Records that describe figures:
..........

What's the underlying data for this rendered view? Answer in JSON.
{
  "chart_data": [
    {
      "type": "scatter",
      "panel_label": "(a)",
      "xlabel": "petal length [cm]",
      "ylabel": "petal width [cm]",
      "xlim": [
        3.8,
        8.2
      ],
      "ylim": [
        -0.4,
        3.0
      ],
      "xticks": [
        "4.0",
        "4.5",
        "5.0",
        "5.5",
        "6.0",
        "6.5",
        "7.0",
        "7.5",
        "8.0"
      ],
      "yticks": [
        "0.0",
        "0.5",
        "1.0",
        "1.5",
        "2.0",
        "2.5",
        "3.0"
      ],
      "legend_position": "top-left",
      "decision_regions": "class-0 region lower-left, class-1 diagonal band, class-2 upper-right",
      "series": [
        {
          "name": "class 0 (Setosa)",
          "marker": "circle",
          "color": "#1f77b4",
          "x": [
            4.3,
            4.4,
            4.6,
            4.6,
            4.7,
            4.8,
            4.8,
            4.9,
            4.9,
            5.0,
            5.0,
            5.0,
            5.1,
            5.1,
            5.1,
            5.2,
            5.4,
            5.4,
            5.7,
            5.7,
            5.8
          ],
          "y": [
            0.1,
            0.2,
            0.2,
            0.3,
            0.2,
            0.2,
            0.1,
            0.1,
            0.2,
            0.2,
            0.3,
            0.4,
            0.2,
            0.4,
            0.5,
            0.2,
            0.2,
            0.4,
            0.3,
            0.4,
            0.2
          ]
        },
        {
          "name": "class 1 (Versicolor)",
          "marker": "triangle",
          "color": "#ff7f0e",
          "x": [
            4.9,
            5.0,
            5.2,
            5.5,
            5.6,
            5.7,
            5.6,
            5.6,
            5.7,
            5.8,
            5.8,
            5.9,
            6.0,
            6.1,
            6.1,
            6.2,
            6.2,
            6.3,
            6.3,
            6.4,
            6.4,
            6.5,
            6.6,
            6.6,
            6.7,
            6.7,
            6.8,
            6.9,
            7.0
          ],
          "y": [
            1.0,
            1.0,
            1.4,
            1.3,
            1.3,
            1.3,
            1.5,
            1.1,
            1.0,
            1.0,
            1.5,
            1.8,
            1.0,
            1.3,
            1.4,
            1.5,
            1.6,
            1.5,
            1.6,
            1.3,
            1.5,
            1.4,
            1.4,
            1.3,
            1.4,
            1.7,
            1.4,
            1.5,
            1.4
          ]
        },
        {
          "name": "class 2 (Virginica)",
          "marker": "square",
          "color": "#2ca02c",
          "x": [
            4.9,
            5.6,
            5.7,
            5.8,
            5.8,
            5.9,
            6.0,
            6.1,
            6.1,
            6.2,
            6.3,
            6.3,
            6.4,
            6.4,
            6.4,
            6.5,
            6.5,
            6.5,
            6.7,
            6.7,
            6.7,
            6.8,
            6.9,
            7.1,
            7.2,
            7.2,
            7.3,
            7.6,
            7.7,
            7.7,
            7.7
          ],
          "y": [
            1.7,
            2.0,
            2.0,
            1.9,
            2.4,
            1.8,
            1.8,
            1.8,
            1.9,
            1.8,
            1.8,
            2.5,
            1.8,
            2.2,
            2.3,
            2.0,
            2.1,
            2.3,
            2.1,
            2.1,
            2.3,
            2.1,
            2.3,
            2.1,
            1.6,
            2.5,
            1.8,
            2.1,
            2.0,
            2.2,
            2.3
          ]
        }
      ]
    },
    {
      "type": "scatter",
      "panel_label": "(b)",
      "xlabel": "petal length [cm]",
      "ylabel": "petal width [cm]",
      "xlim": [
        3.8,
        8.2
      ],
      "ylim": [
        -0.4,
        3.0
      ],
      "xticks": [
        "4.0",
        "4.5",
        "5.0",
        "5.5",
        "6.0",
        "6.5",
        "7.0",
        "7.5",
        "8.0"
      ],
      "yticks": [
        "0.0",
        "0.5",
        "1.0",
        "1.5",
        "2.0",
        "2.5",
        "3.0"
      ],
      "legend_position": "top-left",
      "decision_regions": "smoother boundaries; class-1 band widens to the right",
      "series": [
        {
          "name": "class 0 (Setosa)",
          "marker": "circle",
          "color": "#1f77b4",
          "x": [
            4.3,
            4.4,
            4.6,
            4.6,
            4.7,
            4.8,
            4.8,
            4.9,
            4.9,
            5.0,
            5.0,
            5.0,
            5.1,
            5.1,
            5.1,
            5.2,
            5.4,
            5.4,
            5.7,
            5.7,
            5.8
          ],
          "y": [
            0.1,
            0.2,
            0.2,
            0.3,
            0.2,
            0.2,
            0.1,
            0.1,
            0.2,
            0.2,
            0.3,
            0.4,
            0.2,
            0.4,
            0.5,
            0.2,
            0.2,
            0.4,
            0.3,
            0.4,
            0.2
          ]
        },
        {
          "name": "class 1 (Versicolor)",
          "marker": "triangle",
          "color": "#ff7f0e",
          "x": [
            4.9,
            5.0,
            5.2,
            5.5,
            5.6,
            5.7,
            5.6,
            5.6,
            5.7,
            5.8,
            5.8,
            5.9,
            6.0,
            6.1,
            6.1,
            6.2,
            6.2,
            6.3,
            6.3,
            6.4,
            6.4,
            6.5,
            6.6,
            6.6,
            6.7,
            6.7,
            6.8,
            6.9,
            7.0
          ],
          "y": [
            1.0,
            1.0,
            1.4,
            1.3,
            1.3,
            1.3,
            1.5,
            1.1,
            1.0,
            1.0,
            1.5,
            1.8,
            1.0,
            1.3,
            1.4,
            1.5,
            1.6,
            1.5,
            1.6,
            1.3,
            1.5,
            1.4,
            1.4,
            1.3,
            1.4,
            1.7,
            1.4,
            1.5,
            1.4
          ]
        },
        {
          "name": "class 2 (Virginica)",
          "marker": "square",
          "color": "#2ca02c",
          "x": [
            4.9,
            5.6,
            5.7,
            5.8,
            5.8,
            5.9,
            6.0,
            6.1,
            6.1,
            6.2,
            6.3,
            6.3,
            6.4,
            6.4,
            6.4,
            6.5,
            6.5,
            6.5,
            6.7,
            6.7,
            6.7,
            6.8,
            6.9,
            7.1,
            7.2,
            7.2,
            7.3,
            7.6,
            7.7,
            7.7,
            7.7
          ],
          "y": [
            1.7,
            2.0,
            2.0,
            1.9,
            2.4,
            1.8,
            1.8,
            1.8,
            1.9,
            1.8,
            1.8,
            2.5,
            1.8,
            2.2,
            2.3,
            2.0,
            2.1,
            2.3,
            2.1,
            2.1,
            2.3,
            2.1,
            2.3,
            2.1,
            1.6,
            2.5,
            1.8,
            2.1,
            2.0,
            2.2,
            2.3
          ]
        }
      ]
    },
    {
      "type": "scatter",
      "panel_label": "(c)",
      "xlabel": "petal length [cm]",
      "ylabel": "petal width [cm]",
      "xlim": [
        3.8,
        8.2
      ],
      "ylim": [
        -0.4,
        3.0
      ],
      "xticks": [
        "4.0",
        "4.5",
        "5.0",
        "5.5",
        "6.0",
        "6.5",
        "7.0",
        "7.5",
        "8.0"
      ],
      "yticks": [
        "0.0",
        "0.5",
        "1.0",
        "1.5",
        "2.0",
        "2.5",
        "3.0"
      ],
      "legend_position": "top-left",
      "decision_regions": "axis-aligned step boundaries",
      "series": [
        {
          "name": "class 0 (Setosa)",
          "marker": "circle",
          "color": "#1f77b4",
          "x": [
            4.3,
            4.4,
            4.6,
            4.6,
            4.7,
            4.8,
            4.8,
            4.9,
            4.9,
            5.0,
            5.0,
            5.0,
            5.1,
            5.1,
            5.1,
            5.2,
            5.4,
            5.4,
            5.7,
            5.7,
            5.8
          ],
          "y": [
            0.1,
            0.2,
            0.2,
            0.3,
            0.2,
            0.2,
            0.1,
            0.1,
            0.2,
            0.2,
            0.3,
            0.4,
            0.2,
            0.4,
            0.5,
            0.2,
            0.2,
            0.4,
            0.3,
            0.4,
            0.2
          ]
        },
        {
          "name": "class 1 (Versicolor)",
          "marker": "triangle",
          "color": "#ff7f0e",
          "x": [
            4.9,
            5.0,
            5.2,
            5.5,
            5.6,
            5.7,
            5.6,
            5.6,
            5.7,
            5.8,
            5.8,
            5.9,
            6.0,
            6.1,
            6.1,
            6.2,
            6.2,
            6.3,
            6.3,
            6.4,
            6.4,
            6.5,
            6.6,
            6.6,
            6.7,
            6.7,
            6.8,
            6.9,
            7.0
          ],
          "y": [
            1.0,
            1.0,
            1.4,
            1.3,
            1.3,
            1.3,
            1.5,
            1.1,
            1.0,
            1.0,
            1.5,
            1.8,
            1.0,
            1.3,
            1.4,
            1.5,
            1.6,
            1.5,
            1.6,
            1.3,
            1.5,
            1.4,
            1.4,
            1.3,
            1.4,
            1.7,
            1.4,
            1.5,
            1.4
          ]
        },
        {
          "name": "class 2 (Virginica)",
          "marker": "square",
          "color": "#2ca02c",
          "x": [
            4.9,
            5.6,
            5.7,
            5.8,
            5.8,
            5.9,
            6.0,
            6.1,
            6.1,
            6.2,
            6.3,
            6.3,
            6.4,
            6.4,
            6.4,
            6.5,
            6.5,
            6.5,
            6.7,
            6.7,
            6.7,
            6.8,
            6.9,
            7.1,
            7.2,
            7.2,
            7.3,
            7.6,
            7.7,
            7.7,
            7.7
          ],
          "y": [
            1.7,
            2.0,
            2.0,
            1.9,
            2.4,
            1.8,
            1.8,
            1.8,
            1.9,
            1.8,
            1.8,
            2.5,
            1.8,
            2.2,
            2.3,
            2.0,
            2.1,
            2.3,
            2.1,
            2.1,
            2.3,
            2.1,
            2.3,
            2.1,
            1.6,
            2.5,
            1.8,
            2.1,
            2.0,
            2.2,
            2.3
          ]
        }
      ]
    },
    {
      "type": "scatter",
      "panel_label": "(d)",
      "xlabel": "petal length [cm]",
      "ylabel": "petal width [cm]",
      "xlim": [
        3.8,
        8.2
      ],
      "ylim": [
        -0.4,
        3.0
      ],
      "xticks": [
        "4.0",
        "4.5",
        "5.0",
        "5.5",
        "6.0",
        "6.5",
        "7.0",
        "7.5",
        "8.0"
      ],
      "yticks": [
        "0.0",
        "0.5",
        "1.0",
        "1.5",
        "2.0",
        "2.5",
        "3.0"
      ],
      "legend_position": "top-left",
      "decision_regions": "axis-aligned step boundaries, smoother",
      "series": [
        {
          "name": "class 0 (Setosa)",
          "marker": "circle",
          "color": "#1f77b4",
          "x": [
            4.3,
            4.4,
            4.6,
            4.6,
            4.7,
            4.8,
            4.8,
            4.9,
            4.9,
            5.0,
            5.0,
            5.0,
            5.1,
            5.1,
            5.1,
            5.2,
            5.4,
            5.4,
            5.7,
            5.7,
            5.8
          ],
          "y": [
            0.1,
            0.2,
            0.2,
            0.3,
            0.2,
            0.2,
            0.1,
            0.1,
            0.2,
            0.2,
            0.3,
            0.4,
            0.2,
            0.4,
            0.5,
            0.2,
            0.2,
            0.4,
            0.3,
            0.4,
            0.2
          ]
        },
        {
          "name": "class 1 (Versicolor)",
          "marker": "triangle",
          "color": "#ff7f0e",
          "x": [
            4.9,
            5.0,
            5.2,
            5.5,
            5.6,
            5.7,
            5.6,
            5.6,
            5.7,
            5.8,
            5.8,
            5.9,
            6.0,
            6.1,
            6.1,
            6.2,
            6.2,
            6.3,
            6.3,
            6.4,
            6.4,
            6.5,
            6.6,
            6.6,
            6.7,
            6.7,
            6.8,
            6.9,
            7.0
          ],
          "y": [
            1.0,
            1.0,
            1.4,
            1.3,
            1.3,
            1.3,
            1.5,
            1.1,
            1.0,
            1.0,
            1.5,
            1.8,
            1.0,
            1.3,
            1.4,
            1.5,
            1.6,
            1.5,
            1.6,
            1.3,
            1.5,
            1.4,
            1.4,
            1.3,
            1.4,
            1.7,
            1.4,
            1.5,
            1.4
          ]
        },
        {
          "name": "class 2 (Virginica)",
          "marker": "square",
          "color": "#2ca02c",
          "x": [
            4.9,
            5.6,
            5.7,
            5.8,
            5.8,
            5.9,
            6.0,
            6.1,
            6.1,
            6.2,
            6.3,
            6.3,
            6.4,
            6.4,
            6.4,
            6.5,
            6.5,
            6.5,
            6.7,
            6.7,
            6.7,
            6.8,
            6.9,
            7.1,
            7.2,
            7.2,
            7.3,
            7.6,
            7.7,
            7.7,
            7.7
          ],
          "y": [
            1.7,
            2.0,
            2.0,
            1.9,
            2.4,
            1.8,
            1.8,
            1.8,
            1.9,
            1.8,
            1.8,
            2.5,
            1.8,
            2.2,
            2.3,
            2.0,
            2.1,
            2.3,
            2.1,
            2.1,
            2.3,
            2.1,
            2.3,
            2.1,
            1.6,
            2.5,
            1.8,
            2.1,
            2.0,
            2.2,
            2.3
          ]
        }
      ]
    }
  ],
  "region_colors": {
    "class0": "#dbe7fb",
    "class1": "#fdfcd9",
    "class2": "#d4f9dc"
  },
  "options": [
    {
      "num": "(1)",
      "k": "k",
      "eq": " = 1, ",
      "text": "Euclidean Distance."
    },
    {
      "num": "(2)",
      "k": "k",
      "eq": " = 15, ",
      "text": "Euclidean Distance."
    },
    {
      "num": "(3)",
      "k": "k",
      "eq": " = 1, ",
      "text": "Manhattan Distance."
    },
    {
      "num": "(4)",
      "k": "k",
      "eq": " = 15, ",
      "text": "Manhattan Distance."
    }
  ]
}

..........

From the data above, count the lines where "step" occurs and give that figure and nothing else.

2